## Task
Copy nothing but the lines running from the one containing "Transcribe this image's" through the end of the listing below. Drop the pictures.
START Record set
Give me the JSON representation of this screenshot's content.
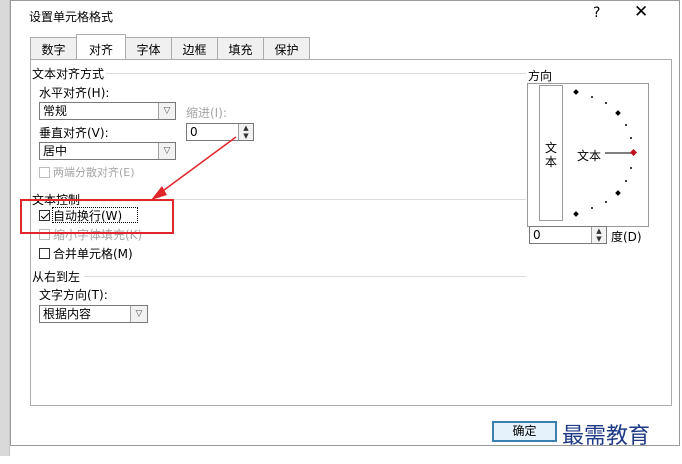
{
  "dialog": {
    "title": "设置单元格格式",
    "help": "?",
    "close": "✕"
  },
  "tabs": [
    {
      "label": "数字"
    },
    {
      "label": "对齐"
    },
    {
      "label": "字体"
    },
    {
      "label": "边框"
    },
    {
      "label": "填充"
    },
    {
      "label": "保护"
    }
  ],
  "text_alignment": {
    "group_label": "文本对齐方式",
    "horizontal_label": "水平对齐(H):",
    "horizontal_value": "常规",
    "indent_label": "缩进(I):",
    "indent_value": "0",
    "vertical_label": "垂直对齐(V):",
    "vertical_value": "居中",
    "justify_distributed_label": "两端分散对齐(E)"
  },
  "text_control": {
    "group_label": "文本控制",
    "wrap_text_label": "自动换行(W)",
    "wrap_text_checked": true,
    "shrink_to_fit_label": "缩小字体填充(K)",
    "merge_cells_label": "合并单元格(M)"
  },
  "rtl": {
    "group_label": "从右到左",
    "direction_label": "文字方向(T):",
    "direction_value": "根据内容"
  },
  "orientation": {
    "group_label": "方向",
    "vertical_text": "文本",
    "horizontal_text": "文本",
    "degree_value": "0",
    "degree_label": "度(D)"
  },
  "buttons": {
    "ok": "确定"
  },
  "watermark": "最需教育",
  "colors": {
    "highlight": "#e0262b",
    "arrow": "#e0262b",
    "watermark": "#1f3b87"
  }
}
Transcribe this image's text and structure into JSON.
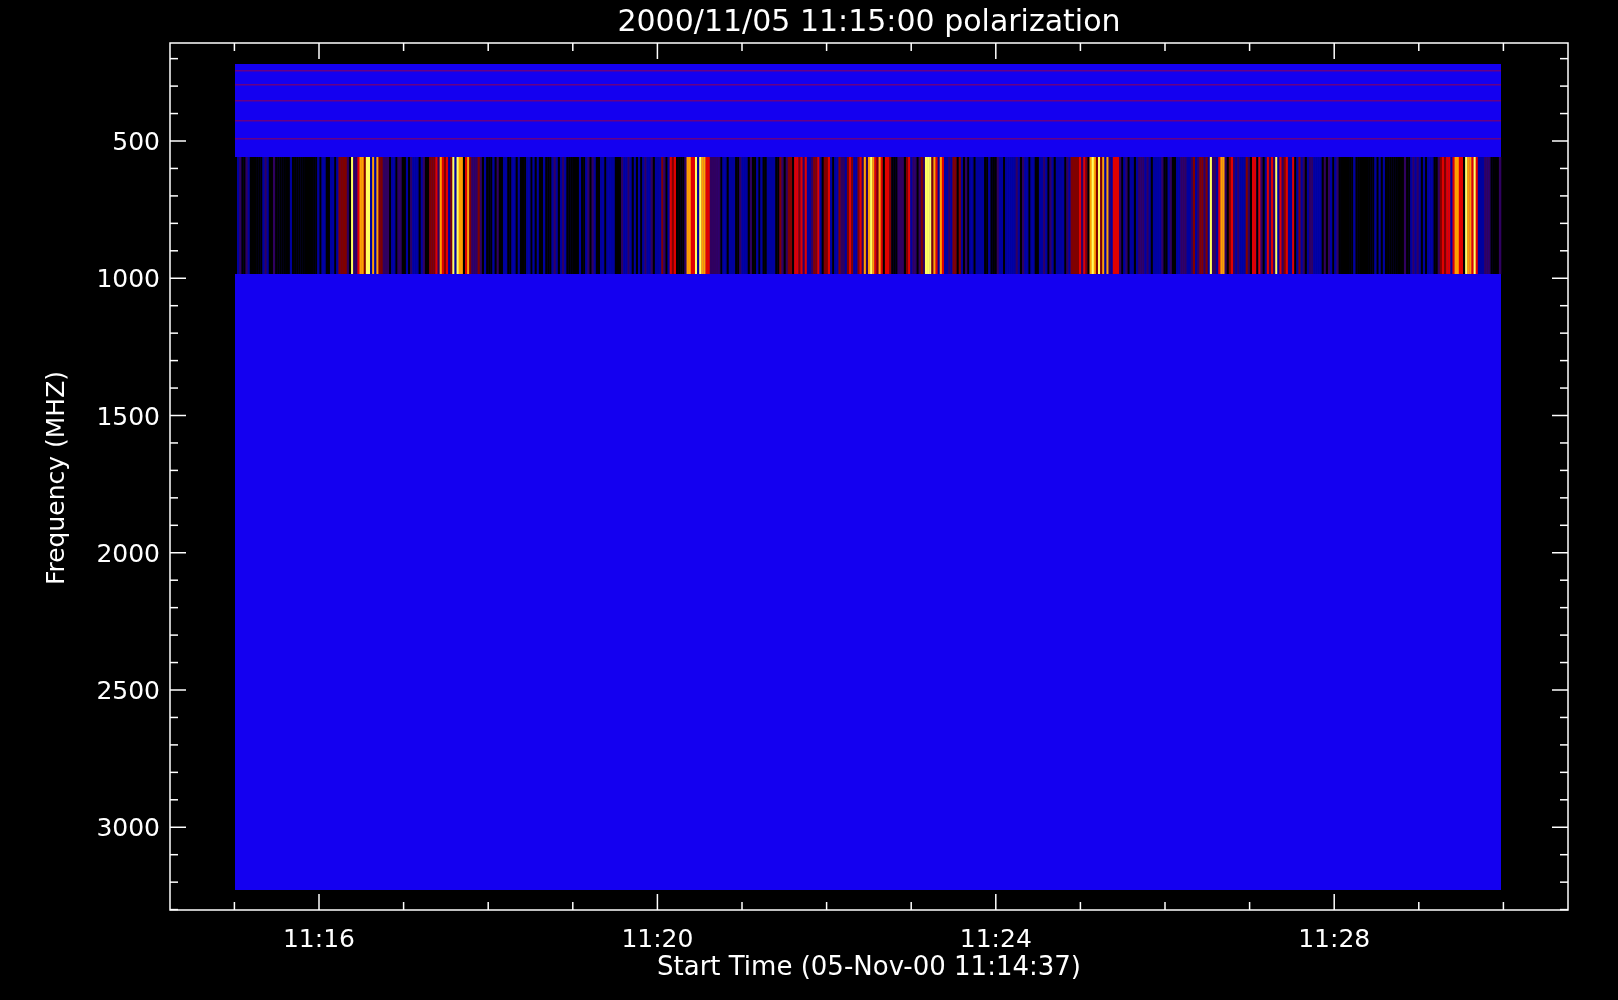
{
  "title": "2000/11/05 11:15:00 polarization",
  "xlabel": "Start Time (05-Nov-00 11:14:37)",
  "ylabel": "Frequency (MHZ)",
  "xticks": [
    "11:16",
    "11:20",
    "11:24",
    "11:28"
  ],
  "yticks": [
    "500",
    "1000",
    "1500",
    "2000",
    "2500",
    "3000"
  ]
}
END Record set
## In response
Transcribe this image's text and structure into JSON.
{
  "title": "2000/11/05 11:15:00 polarization",
  "xlabel": "Start Time (05-Nov-00 11:14:37)",
  "ylabel": "Frequency (MHZ)",
  "xticks": [
    "11:16",
    "11:20",
    "11:24",
    "11:28"
  ],
  "yticks": [
    "500",
    "1000",
    "1500",
    "2000",
    "2500",
    "3000"
  ]
}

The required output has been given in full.